To do: Copy this listing back line for line, with no changes.

Input records:
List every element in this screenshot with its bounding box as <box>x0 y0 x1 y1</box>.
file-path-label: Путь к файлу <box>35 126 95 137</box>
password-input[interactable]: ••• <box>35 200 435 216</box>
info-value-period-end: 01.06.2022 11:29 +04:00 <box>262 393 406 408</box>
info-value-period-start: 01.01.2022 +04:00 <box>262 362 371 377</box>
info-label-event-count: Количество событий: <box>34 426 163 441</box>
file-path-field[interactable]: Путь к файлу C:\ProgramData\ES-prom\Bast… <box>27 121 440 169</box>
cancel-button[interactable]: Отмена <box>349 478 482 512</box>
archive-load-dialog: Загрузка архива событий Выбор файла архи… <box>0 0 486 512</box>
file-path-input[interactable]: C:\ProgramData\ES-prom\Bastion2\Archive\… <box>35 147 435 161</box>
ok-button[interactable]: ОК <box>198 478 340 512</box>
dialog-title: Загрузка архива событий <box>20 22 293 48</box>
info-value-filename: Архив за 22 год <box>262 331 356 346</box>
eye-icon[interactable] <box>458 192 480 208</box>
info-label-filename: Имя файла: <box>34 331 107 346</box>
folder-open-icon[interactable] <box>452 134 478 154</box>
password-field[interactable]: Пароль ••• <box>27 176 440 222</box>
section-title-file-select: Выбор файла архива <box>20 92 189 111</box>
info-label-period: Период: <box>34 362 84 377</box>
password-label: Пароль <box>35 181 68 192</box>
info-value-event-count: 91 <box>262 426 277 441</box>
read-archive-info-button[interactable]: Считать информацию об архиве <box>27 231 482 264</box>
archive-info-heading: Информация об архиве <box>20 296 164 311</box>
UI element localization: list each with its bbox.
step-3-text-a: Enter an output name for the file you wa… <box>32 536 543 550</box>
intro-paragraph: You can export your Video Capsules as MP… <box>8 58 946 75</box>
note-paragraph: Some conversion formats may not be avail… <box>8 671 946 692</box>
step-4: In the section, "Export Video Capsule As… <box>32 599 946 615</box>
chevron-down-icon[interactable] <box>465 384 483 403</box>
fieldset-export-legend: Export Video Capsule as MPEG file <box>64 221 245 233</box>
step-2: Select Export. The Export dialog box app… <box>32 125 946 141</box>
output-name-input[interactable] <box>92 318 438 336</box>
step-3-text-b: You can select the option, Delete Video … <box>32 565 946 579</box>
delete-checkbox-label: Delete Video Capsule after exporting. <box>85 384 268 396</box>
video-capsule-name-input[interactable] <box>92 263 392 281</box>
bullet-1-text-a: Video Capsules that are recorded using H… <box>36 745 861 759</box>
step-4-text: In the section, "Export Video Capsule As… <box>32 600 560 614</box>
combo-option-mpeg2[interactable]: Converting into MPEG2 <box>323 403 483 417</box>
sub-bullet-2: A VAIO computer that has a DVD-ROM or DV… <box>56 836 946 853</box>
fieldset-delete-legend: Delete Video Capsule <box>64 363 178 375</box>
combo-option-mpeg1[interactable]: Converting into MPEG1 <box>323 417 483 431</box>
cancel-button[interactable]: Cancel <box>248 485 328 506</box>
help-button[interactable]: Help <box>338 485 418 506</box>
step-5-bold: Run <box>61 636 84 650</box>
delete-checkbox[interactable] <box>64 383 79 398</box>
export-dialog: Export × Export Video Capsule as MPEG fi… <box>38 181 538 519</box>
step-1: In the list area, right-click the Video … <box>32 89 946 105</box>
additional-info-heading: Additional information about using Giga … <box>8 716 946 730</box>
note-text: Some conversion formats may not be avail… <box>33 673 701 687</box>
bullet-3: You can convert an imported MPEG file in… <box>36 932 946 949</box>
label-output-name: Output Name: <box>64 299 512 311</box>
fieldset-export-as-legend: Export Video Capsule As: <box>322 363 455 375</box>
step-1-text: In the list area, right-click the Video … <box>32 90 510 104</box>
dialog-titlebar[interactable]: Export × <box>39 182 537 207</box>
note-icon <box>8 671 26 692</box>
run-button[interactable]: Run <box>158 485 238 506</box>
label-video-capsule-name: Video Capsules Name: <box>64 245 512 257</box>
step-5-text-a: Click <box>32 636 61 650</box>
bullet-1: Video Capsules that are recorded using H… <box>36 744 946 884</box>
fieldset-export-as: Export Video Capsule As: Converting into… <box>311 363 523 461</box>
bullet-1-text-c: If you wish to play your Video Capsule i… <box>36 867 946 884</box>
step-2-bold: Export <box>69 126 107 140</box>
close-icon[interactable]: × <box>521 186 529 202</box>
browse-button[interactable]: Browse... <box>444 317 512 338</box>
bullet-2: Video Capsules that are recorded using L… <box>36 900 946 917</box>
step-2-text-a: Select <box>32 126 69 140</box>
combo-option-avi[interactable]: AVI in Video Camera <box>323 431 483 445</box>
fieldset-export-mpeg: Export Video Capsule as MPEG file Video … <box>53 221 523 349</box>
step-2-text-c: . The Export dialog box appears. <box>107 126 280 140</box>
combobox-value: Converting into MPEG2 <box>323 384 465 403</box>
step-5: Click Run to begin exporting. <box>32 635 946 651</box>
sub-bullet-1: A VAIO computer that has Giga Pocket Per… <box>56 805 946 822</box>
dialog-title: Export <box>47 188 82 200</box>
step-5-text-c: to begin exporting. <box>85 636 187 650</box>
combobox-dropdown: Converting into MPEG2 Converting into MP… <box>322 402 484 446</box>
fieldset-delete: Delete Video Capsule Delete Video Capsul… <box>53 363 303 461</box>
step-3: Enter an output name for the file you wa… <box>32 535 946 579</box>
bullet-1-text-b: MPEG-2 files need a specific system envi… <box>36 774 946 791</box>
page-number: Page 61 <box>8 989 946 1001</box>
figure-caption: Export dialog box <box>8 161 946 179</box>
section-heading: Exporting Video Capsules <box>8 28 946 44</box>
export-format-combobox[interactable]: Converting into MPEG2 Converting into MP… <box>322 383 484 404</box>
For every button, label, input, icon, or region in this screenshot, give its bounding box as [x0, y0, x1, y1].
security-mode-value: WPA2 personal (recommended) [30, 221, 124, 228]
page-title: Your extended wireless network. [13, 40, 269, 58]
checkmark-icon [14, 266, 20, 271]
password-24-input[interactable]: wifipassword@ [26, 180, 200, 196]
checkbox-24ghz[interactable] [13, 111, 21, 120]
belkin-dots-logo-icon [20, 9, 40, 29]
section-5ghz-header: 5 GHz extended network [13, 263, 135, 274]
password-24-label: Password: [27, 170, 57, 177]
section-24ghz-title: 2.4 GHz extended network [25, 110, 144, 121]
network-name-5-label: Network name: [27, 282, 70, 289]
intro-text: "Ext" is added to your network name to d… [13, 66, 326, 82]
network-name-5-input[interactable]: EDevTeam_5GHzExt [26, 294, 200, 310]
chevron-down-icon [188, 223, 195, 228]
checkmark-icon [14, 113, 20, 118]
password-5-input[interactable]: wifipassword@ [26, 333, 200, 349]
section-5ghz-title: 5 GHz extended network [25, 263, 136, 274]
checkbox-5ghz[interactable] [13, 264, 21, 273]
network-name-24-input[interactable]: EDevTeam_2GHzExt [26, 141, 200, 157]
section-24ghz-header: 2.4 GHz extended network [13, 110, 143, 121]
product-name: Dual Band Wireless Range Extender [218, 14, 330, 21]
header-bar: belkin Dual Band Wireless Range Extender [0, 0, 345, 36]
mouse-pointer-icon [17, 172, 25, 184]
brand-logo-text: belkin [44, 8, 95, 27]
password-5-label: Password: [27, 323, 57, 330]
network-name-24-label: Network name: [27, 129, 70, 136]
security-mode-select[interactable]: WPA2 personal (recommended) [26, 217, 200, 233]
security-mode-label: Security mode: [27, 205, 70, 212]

Full solution:
List every element in this screenshot with its bounding box as <box>x0 y0 x1 y1</box>.
file-path-label: Путь к файлу <box>35 126 95 137</box>
password-input[interactable]: ••• <box>35 200 435 216</box>
info-value-period-end: 01.06.2022 11:29 +04:00 <box>262 393 406 408</box>
info-value-period-start: 01.01.2022 +04:00 <box>262 362 371 377</box>
info-label-event-count: Количество событий: <box>34 426 163 441</box>
file-path-field[interactable]: Путь к файлу C:\ProgramData\ES-prom\Bast… <box>27 121 440 169</box>
cancel-button[interactable]: Отмена <box>349 478 482 512</box>
archive-load-dialog: Загрузка архива событий Выбор файла архи… <box>0 0 486 512</box>
file-path-input[interactable]: C:\ProgramData\ES-prom\Bastion2\Archive\… <box>35 147 435 161</box>
ok-button[interactable]: ОК <box>198 478 340 512</box>
dialog-title: Загрузка архива событий <box>20 22 293 48</box>
info-value-filename: Архив за 22 год <box>262 331 356 346</box>
eye-icon[interactable] <box>458 192 480 208</box>
info-label-filename: Имя файла: <box>34 331 107 346</box>
folder-open-icon[interactable] <box>452 134 478 154</box>
password-field[interactable]: Пароль ••• <box>27 176 440 222</box>
section-title-file-select: Выбор файла архива <box>20 92 189 111</box>
info-label-period: Период: <box>34 362 84 377</box>
password-label: Пароль <box>35 181 68 192</box>
info-value-event-count: 91 <box>262 426 277 441</box>
read-archive-info-button[interactable]: Считать информацию об архиве <box>27 231 482 264</box>
archive-info-heading: Информация об архиве <box>20 296 164 311</box>
UI element localization: list each with its bbox.
step-3-text-a: Enter an output name for the file you wa… <box>32 536 543 550</box>
intro-paragraph: You can export your Video Capsules as MP… <box>8 58 946 75</box>
note-paragraph: Some conversion formats may not be avail… <box>8 671 946 692</box>
step-4: In the section, "Export Video Capsule As… <box>32 599 946 615</box>
chevron-down-icon[interactable] <box>465 384 483 403</box>
fieldset-export-legend: Export Video Capsule as MPEG file <box>64 221 245 233</box>
step-2: Select Export. The Export dialog box app… <box>32 125 946 141</box>
output-name-input[interactable] <box>92 318 438 336</box>
step-3-text-b: You can select the option, Delete Video … <box>32 565 946 579</box>
delete-checkbox-label: Delete Video Capsule after exporting. <box>85 384 268 396</box>
video-capsule-name-input[interactable] <box>92 263 392 281</box>
bullet-1-text-a: Video Capsules that are recorded using H… <box>36 745 861 759</box>
step-4-text: In the section, "Export Video Capsule As… <box>32 600 560 614</box>
combo-option-mpeg2[interactable]: Converting into MPEG2 <box>323 403 483 417</box>
sub-bullet-2: A VAIO computer that has a DVD-ROM or DV… <box>56 836 946 853</box>
fieldset-delete-legend: Delete Video Capsule <box>64 363 178 375</box>
combo-option-mpeg1[interactable]: Converting into MPEG1 <box>323 417 483 431</box>
cancel-button[interactable]: Cancel <box>248 485 328 506</box>
help-button[interactable]: Help <box>338 485 418 506</box>
step-5-bold: Run <box>61 636 84 650</box>
delete-checkbox[interactable] <box>64 383 79 398</box>
export-dialog: Export × Export Video Capsule as MPEG fi… <box>38 181 538 519</box>
step-1: In the list area, right-click the Video … <box>32 89 946 105</box>
additional-info-heading: Additional information about using Giga … <box>8 716 946 730</box>
note-text: Some conversion formats may not be avail… <box>33 673 701 687</box>
bullet-3: You can convert an imported MPEG file in… <box>36 932 946 949</box>
label-output-name: Output Name: <box>64 299 512 311</box>
fieldset-export-as-legend: Export Video Capsule As: <box>322 363 455 375</box>
step-1-text: In the list area, right-click the Video … <box>32 90 510 104</box>
dialog-titlebar[interactable]: Export × <box>39 182 537 207</box>
note-icon <box>8 671 26 692</box>
run-button[interactable]: Run <box>158 485 238 506</box>
label-video-capsule-name: Video Capsules Name: <box>64 245 512 257</box>
step-5-text-a: Click <box>32 636 61 650</box>
bullet-1: Video Capsules that are recorded using H… <box>36 744 946 884</box>
fieldset-export-as: Export Video Capsule As: Converting into… <box>311 363 523 461</box>
bullet-1-text-c: If you wish to play your Video Capsule i… <box>36 867 946 884</box>
step-2-bold: Export <box>69 126 107 140</box>
close-icon[interactable]: × <box>521 186 529 202</box>
browse-button[interactable]: Browse... <box>444 317 512 338</box>
bullet-2: Video Capsules that are recorded using L… <box>36 900 946 917</box>
step-2-text-a: Select <box>32 126 69 140</box>
combo-option-avi[interactable]: AVI in Video Camera <box>323 431 483 445</box>
fieldset-export-mpeg: Export Video Capsule as MPEG file Video … <box>53 221 523 349</box>
step-2-text-c: . The Export dialog box appears. <box>107 126 280 140</box>
combobox-value: Converting into MPEG2 <box>323 384 465 403</box>
step-5: Click Run to begin exporting. <box>32 635 946 651</box>
sub-bullet-1: A VAIO computer that has Giga Pocket Per… <box>56 805 946 822</box>
dialog-title: Export <box>47 188 82 200</box>
step-5-text-c: to begin exporting. <box>85 636 187 650</box>
combobox-dropdown: Converting into MPEG2 Converting into MP… <box>322 402 484 446</box>
fieldset-delete: Delete Video Capsule Delete Video Capsul… <box>53 363 303 461</box>
step-3: Enter an output name for the file you wa… <box>32 535 946 579</box>
bullet-1-text-b: MPEG-2 files need a specific system envi… <box>36 774 946 791</box>
page-number: Page 61 <box>8 989 946 1001</box>
figure-caption: Export dialog box <box>8 161 946 179</box>
section-heading: Exporting Video Capsules <box>8 28 946 44</box>
export-format-combobox[interactable]: Converting into MPEG2 Converting into MP… <box>322 383 484 404</box>
For every button, label, input, icon, or region in this screenshot, give its bounding box as [x0, y0, x1, y1].
security-mode-value: WPA2 personal (recommended) [30, 221, 124, 228]
page-title: Your extended wireless network. [13, 40, 269, 58]
checkmark-icon [14, 266, 20, 271]
password-24-input[interactable]: wifipassword@ [26, 180, 200, 196]
checkbox-24ghz[interactable] [13, 111, 21, 120]
belkin-dots-logo-icon [20, 9, 40, 29]
section-5ghz-header: 5 GHz extended network [13, 263, 135, 274]
password-24-label: Password: [27, 170, 57, 177]
section-24ghz-title: 2.4 GHz extended network [25, 110, 144, 121]
network-name-5-label: Network name: [27, 282, 70, 289]
intro-text: "Ext" is added to your network name to d… [13, 66, 326, 82]
network-name-5-input[interactable]: EDevTeam_5GHzExt [26, 294, 200, 310]
chevron-down-icon [188, 223, 195, 228]
checkmark-icon [14, 113, 20, 118]
password-5-input[interactable]: wifipassword@ [26, 333, 200, 349]
section-5ghz-title: 5 GHz extended network [25, 263, 136, 274]
checkbox-5ghz[interactable] [13, 264, 21, 273]
network-name-24-input[interactable]: EDevTeam_2GHzExt [26, 141, 200, 157]
section-24ghz-header: 2.4 GHz extended network [13, 110, 143, 121]
product-name: Dual Band Wireless Range Extender [218, 14, 330, 21]
header-bar: belkin Dual Band Wireless Range Extender [0, 0, 345, 36]
mouse-pointer-icon [17, 172, 25, 184]
brand-logo-text: belkin [44, 8, 95, 27]
password-5-label: Password: [27, 323, 57, 330]
network-name-24-label: Network name: [27, 129, 70, 136]
security-mode-select[interactable]: WPA2 personal (recommended) [26, 217, 200, 233]
security-mode-label: Security mode: [27, 205, 70, 212]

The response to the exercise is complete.